• _Work to do_:
Tally every line of the listing where the string "Łucki" is found, and state the total alone.
BEGIN Extracted entries
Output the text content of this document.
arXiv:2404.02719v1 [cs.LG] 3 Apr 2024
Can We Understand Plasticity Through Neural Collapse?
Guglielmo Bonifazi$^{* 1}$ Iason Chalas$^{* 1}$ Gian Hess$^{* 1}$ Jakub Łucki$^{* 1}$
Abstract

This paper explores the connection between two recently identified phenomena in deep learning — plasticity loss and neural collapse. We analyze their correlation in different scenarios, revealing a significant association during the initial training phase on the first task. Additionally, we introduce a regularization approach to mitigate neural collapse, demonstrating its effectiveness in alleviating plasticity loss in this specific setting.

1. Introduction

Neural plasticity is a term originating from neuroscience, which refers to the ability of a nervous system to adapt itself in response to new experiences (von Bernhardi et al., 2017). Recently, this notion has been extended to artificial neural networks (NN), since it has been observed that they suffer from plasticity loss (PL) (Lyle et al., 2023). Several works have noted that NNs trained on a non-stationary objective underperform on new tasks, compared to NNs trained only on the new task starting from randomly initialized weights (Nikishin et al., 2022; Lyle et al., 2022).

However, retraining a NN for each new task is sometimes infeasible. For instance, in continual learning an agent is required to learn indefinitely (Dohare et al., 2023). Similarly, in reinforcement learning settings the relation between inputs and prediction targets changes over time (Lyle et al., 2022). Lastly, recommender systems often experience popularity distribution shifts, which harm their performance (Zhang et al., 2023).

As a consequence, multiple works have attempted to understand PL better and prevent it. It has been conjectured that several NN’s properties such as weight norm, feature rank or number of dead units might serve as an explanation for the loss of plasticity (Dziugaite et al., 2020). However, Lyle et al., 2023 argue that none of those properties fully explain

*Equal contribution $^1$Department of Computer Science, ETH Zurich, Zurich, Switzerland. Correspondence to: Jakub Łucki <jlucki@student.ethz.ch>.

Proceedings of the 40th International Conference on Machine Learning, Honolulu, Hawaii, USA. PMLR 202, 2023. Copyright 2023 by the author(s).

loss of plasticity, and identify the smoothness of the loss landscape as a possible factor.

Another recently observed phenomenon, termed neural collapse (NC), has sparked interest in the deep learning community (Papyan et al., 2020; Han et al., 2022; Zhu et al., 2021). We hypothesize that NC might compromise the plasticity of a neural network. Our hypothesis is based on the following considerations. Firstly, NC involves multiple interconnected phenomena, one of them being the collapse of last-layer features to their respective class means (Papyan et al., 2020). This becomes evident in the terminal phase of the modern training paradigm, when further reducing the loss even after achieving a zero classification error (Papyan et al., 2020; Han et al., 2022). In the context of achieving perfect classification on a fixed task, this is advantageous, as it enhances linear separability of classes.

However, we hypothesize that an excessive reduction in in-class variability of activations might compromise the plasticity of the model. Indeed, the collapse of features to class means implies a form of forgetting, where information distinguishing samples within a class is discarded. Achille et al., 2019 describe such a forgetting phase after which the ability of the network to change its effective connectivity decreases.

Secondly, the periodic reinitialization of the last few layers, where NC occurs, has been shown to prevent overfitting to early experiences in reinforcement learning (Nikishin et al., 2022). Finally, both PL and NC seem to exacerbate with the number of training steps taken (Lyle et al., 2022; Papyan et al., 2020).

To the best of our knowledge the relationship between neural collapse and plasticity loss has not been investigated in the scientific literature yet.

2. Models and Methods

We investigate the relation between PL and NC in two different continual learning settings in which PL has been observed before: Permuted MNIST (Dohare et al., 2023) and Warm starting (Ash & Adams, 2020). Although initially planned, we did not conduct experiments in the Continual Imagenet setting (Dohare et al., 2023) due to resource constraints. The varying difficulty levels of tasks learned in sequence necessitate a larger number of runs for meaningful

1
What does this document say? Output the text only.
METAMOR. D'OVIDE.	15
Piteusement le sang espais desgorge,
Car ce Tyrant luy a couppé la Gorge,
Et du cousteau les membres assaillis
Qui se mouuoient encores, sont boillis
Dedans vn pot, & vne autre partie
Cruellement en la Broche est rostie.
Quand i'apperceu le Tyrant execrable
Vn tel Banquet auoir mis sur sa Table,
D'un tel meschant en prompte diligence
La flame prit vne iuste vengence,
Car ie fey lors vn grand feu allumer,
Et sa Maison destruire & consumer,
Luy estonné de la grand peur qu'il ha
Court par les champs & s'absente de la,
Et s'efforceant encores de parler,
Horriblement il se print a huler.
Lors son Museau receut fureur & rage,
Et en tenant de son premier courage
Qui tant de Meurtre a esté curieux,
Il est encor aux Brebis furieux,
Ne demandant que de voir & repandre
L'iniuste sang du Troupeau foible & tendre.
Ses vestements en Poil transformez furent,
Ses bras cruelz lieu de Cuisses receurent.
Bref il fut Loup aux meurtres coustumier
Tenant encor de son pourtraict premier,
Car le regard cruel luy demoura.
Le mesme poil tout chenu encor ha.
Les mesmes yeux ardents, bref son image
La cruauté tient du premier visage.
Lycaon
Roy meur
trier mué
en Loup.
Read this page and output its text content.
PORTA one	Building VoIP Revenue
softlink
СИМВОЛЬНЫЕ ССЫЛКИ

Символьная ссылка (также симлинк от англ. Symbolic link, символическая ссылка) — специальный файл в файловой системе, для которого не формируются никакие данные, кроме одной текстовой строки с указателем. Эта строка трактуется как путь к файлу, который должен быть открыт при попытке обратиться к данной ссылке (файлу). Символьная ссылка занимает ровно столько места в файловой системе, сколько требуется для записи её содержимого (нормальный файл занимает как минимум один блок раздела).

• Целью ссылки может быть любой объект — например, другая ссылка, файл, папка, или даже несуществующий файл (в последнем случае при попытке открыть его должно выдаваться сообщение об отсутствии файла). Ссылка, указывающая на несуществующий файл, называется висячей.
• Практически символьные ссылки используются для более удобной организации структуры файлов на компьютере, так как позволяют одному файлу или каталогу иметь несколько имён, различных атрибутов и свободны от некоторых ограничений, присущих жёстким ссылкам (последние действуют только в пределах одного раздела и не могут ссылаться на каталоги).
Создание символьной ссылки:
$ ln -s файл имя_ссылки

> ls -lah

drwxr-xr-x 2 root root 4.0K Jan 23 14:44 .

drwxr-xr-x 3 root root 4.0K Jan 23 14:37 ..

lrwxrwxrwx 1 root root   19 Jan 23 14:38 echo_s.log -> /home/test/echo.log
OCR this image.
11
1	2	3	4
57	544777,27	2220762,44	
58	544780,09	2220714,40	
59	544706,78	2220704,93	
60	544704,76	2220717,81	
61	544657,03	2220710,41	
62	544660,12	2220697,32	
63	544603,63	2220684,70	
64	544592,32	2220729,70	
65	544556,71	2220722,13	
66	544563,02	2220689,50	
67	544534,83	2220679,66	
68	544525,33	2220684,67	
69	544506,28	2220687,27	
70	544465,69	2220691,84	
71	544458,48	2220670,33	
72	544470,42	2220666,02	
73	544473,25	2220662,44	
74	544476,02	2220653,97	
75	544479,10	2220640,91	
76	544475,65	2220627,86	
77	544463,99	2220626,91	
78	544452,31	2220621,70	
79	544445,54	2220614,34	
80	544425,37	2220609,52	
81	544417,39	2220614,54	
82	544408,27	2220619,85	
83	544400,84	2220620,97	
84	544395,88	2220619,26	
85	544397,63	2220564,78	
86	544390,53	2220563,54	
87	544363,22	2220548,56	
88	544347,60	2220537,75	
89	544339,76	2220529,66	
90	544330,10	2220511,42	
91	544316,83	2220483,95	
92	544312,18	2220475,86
END Extracted entries
• _Result of this task_:
2